# SHORT TASK
Word for word, transcribe the lines below and drop the pictures.

(Items listed in a dataset)
........
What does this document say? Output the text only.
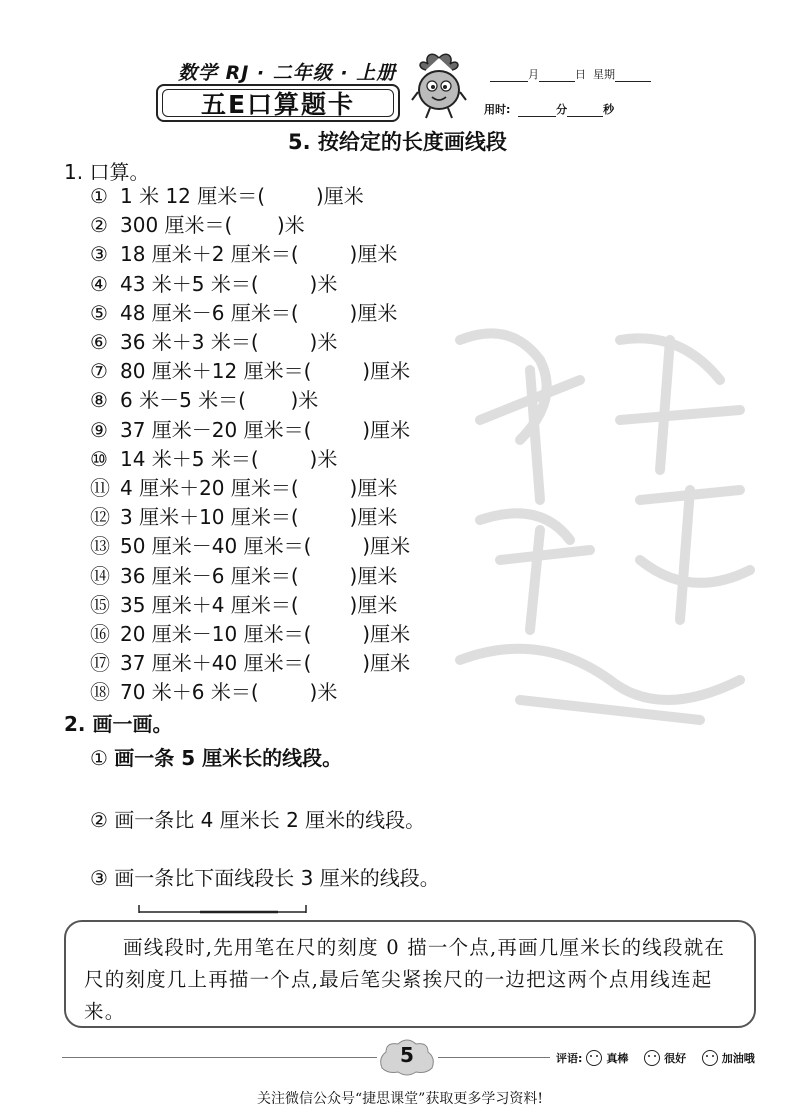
数学 RJ · 二年级 · 上册
五E口算题卡
月	日 星期
用时:	分	秒
5. 按给定的长度画线段
1. 口算。
① 1 米 12 厘米＝(        )厘米
② 300 厘米＝(       )米
③ 18 厘米＋2 厘米＝(        )厘米
④ 43 米＋5 米＝(        )米
⑤ 48 厘米－6 厘米＝(        )厘米
⑥ 36 米＋3 米＝(        )米
⑦ 80 厘米＋12 厘米＝(        )厘米
⑧ 6 米－5 米＝(       )米
⑨ 37 厘米－20 厘米＝(        )厘米
⑩ 14 米＋5 米＝(        )米
⑪ 4 厘米＋20 厘米＝(        )厘米
⑫ 3 厘米＋10 厘米＝(        )厘米
⑬ 50 厘米－40 厘米＝(        )厘米
⑭ 36 厘米－6 厘米＝(        )厘米
⑮ 35 厘米＋4 厘米＝(        )厘米
⑯ 20 厘米－10 厘米＝(        )厘米
⑰ 37 厘米＋40 厘米＝(        )厘米
⑱ 70 米＋6 米＝(        )米
2. 画一画。
① 画一条 5 厘米长的线段。
② 画一条比 4 厘米长 2 厘米的线段。
③ 画一条比下面线段长 3 厘米的线段。
画线段时,先用笔在尺的刻度 0 描一个点,再画几厘米长的线段就在尺的刻度几上再描一个点,最后笔尖紧挨尺的一边把这两个点用线连起来。
5	评语: 真棒
	很好
	加油哦
关注微信公众号“捷思课堂”获取更多学习资料!
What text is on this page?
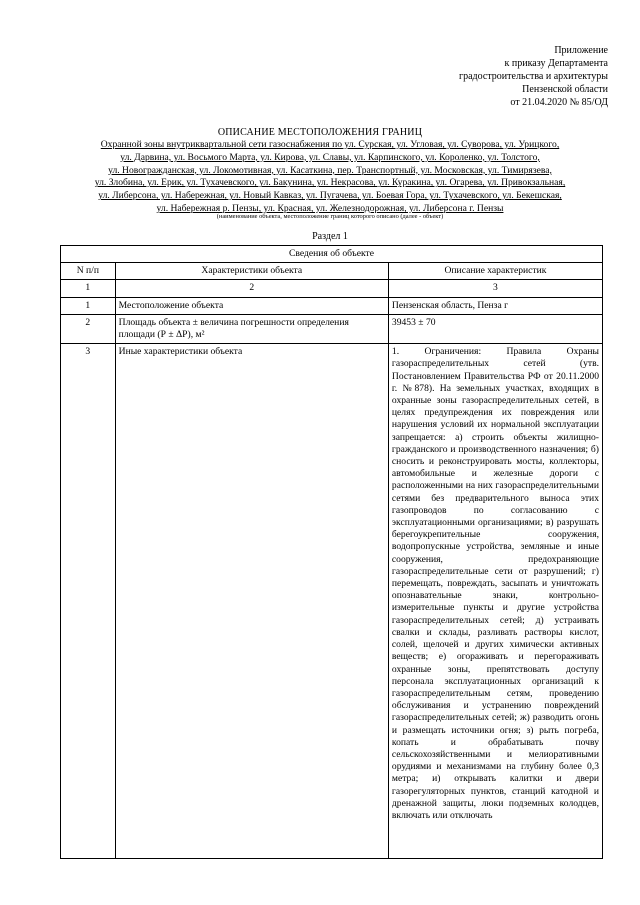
Приложение
к приказу Департамента
градостроительства и архитектуры
Пензенской области
от 21.04.2020 № 85/ОД
ОПИСАНИЕ МЕСТОПОЛОЖЕНИЯ ГРАНИЦ
Охранной зоны внутриквартальной сети газоснабжения по ул. Сурская, ул. Угловая, ул. Суворова, ул. Урицкого,
ул. Дарвина, ул. Восьмого Марта, ул. Кирова, ул. Славы, ул. Карпинского, ул. Короленко, ул. Толстого,
ул. Новогражданская, ул. Локомотивная, ул. Касаткина, пер. Транспортный, ул. Московская, ул. Тимирязева,
ул. Злобина, ул. Ерик, ул. Тухачевского, ул. Бакунина, ул. Некрасова, ул. Куракина, ул. Огарева, ул. Привокзальная,
ул. Либерсона, ул. Набережная, ул. Новый Кавказ, ул. Пугачева, ул. Боевая Гора, ул. Тухачевского, ул. Бекешская,
ул. Набережная р. Пензы, ул. Красная, ул. Железнодорожная, ул. Либерсона г. Пензы
(наименование объекта, местоположение границ которого описано (далее - объект)
Раздел 1
Сведения об объекте		
N п/п	Характеристики объекта	Описание характеристик
1	2	3
1	Местоположение объекта	Пензенская область, Пенза г
2	Площадь объекта ± величина погрешности определения площади (Р ± ΔР), м²	39453 ± 70
3	Иные характеристики объекта	1. Ограничения: Правила Охраны газораспределительных сетей (утв. Постановлением Правительства РФ от 20.11.2000 г. №878). На земельных участках, входящих в охранные зоны газораспределительных сетей, в целях предупреждения их повреждения или нарушения условий их нормальной эксплуатации запрещается: а) строить объекты жилищно-гражданского и производственного назначения; б) сносить и реконструировать мосты, коллекторы, автомобильные и железные дороги с расположенными на них газораспределительными сетями без предварительного выноса этих газопроводов по согласованию с эксплуатационными организациями; в) разрушать берегоукрепительные сооружения, водопропускные устройства, земляные и иные сооружения, предохраняющие газораспределительные сети от разрушений; г) перемещать, повреждать, засыпать и уничтожать опознавательные знаки, контрольно-измерительные пункты и другие устройства газораспределительных сетей; д) устраивать свалки и склады, разливать растворы кислот, солей, щелочей и других химически активных веществ; е) огораживать и перегораживать охранные зоны, препятствовать доступу персонала эксплуатационных организаций к газораспределительным сетям, проведению обслуживания и устранению повреждений газораспределительных сетей; ж) разводить огонь и размещать источники огня; з) рыть погреба, копать и обрабатывать почву сельскохозяйственными и мелиоративными орудиями и механизмами на глубину более 0,3 метра; и) открывать калитки и двери газорегуляторных пунктов, станций катодной и дренажной защиты, люки подземных колодцев, включать или отключать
........
# EXERCISE SOLUTION
What does this document say? Output the text only.
数学 RJ · 二年级 · 上册
五E口算题卡
月	日 星期
用时:	分	秒
5. 按给定的长度画线段
1. 口算。
① 1 米 12 厘米＝(        )厘米
② 300 厘米＝(       )米
③ 18 厘米＋2 厘米＝(        )厘米
④ 43 米＋5 米＝(        )米
⑤ 48 厘米－6 厘米＝(        )厘米
⑥ 36 米＋3 米＝(        )米
⑦ 80 厘米＋12 厘米＝(        )厘米
⑧ 6 米－5 米＝(       )米
⑨ 37 厘米－20 厘米＝(        )厘米
⑩ 14 米＋5 米＝(        )米
⑪ 4 厘米＋20 厘米＝(        )厘米
⑫ 3 厘米＋10 厘米＝(        )厘米
⑬ 50 厘米－40 厘米＝(        )厘米
⑭ 36 厘米－6 厘米＝(        )厘米
⑮ 35 厘米＋4 厘米＝(        )厘米
⑯ 20 厘米－10 厘米＝(        )厘米
⑰ 37 厘米＋40 厘米＝(        )厘米
⑱ 70 米＋6 米＝(        )米
2. 画一画。
① 画一条 5 厘米长的线段。
② 画一条比 4 厘米长 2 厘米的线段。
③ 画一条比下面线段长 3 厘米的线段。
画线段时,先用笔在尺的刻度 0 描一个点,再画几厘米长的线段就在尺的刻度几上再描一个点,最后笔尖紧挨尺的一边把这两个点用线连起来。
5	评语: 真棒
	很好
	加油哦
关注微信公众号“捷思课堂”获取更多学习资料!
What text is on this page?
Приложение
к приказу Департамента
градостроительства и архитектуры
Пензенской области
от 21.04.2020 № 85/ОД
ОПИСАНИЕ МЕСТОПОЛОЖЕНИЯ ГРАНИЦ
Охранной зоны внутриквартальной сети газоснабжения по ул. Сурская, ул. Угловая, ул. Суворова, ул. Урицкого,
ул. Дарвина, ул. Восьмого Марта, ул. Кирова, ул. Славы, ул. Карпинского, ул. Короленко, ул. Толстого,
ул. Новогражданская, ул. Локомотивная, ул. Касаткина, пер. Транспортный, ул. Московская, ул. Тимирязева,
ул. Злобина, ул. Ерик, ул. Тухачевского, ул. Бакунина, ул. Некрасова, ул. Куракина, ул. Огарева, ул. Привокзальная,
ул. Либерсона, ул. Набережная, ул. Новый Кавказ, ул. Пугачева, ул. Боевая Гора, ул. Тухачевского, ул. Бекешская,
ул. Набережная р. Пензы, ул. Красная, ул. Железнодорожная, ул. Либерсона г. Пензы
(наименование объекта, местоположение границ которого описано (далее - объект)
Раздел 1
Сведения об объекте		
N п/п	Характеристики объекта	Описание характеристик
1	2	3
1	Местоположение объекта	Пензенская область, Пенза г
2	Площадь объекта ± величина погрешности определения площади (Р ± ΔР), м²	39453 ± 70
3	Иные характеристики объекта	1. Ограничения: Правила Охраны газораспределительных сетей (утв. Постановлением Правительства РФ от 20.11.2000 г. №878). На земельных участках, входящих в охранные зоны газораспределительных сетей, в целях предупреждения их повреждения или нарушения условий их нормальной эксплуатации запрещается: а) строить объекты жилищно-гражданского и производственного назначения; б) сносить и реконструировать мосты, коллекторы, автомобильные и железные дороги с расположенными на них газораспределительными сетями без предварительного выноса этих газопроводов по согласованию с эксплуатационными организациями; в) разрушать берегоукрепительные сооружения, водопропускные устройства, земляные и иные сооружения, предохраняющие газораспределительные сети от разрушений; г) перемещать, повреждать, засыпать и уничтожать опознавательные знаки, контрольно-измерительные пункты и другие устройства газораспределительных сетей; д) устраивать свалки и склады, разливать растворы кислот, солей, щелочей и других химически активных веществ; е) огораживать и перегораживать охранные зоны, препятствовать доступу персонала эксплуатационных организаций к газораспределительным сетям, проведению обслуживания и устранению повреждений газораспределительных сетей; ж) разводить огонь и размещать источники огня; з) рыть погреба, копать и обрабатывать почву сельскохозяйственными и мелиоративными орудиями и механизмами на глубину более 0,3 метра; и) открывать калитки и двери газорегуляторных пунктов, станций катодной и дренажной защиты, люки подземных колодцев, включать или отключать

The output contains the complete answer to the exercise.